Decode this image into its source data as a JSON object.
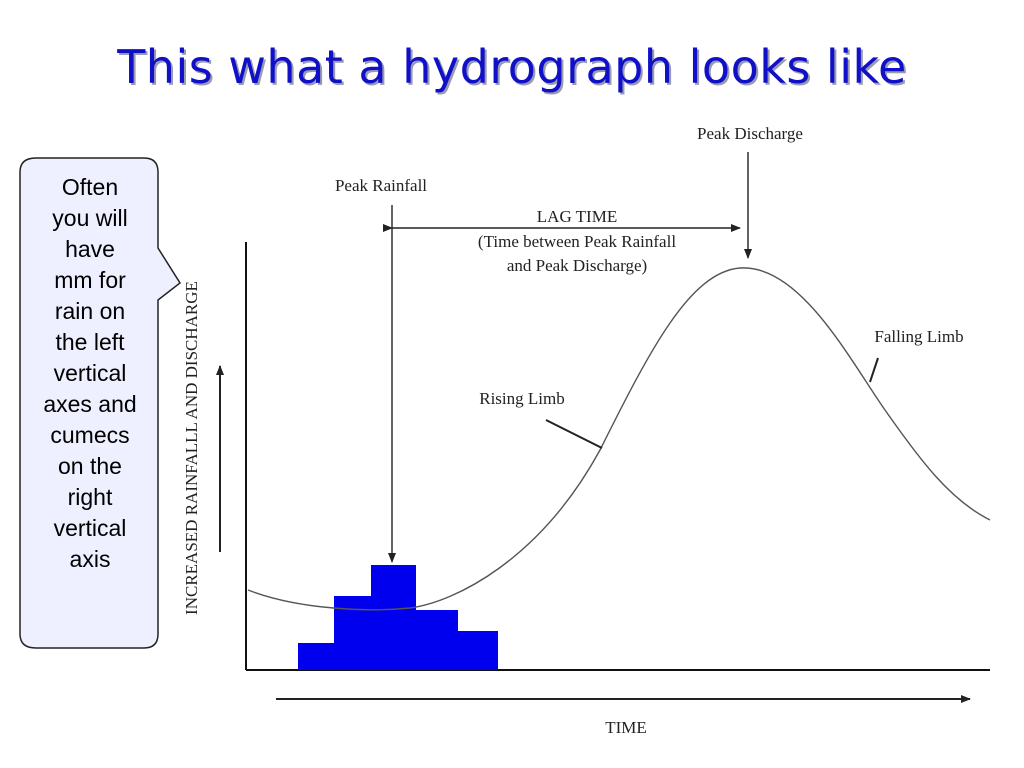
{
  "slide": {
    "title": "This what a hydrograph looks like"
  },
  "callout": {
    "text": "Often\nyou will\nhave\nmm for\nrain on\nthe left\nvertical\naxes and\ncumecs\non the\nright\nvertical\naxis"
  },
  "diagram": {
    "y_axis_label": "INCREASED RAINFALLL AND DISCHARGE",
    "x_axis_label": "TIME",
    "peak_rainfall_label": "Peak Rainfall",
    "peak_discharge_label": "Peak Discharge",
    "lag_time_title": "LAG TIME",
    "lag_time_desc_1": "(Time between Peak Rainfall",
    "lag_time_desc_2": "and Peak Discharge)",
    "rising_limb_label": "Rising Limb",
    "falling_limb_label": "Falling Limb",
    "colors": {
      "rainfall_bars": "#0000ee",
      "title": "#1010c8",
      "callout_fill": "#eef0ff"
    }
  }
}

-- -- --

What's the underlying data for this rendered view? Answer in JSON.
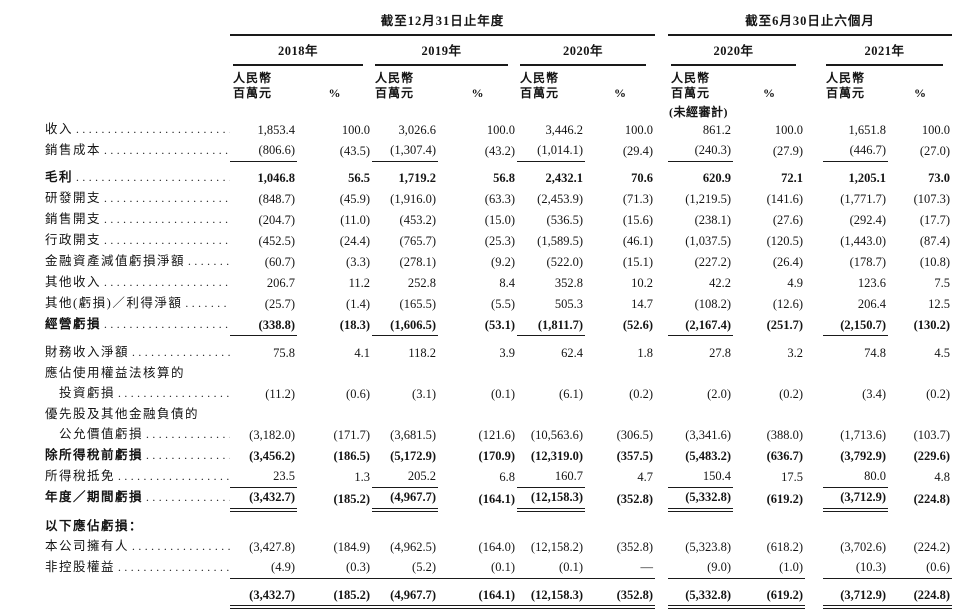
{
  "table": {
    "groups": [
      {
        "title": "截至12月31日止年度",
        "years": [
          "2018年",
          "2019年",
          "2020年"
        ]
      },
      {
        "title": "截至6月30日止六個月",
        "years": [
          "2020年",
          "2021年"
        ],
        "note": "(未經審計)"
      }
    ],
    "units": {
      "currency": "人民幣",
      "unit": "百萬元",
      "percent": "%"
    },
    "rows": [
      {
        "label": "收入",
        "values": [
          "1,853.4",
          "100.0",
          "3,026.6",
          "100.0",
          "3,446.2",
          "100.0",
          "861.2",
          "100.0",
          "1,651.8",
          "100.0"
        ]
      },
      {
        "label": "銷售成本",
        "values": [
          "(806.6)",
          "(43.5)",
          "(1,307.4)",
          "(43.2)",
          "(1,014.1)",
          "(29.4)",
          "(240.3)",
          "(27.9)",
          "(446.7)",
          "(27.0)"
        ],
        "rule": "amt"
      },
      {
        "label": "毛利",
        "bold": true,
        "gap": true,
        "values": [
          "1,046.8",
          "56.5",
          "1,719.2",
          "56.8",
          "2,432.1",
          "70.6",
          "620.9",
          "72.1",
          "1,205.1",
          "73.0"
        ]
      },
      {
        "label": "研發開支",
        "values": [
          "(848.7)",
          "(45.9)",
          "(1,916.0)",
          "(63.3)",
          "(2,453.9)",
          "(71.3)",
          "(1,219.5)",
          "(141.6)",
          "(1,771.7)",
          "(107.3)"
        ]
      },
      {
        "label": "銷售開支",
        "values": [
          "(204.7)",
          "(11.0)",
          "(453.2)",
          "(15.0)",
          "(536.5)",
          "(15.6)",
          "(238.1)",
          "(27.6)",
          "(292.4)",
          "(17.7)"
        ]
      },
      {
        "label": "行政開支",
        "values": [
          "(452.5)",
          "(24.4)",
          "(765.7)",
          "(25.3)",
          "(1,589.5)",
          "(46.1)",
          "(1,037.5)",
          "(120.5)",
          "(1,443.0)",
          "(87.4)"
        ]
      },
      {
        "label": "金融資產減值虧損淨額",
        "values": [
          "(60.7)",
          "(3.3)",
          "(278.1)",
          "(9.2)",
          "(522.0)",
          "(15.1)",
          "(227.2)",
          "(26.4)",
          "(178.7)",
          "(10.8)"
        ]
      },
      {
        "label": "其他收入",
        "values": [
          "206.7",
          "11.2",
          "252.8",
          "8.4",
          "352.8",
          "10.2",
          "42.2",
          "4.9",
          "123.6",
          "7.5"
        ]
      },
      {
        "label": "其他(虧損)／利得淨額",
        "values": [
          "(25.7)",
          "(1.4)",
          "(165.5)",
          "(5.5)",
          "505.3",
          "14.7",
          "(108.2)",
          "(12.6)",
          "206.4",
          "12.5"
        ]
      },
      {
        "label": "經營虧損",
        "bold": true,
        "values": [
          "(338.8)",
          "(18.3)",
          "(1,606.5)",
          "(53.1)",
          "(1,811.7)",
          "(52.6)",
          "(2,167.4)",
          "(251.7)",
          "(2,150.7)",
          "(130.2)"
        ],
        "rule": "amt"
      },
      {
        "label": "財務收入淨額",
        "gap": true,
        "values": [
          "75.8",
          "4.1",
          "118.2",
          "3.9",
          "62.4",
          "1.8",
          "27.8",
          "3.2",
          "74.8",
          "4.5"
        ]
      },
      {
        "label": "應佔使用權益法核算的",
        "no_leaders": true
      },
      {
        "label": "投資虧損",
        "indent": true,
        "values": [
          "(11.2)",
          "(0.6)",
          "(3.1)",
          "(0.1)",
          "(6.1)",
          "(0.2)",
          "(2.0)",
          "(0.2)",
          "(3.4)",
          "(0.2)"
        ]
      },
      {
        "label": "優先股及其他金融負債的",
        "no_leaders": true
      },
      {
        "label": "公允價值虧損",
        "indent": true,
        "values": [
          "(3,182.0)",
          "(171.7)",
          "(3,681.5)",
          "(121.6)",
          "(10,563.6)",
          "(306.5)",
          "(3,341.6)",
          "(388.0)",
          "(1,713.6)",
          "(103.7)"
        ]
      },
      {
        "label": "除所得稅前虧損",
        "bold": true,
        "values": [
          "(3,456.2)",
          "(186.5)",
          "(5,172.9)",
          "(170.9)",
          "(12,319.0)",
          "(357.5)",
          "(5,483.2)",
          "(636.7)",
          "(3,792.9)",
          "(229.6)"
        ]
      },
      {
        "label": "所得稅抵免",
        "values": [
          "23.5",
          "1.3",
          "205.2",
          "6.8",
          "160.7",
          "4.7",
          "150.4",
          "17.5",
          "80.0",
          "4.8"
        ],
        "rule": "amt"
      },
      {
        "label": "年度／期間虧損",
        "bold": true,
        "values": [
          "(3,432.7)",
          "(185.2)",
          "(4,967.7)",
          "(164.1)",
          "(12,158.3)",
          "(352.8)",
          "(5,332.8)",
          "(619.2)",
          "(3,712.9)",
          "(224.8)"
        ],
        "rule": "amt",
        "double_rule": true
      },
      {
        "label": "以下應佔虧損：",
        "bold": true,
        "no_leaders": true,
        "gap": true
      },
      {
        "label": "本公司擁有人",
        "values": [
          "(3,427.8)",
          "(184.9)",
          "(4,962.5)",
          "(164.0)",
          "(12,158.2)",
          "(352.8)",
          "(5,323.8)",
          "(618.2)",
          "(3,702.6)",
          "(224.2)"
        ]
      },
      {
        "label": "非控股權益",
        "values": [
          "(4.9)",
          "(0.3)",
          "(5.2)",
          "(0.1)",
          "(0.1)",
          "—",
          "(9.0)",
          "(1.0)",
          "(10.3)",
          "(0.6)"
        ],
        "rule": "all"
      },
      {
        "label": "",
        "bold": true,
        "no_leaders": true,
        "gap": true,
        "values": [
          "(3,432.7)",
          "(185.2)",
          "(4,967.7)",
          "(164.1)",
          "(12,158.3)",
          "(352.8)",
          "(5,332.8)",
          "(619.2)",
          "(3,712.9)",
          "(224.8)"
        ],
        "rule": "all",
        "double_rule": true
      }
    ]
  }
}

-- -- --

**Problem statement:** From the data above, pick out each line containing "JSON" and copy it.

**Result below:**
Decode this image into its source data as a JSON object.
What's the underlying data for this rendered view? Answer in JSON.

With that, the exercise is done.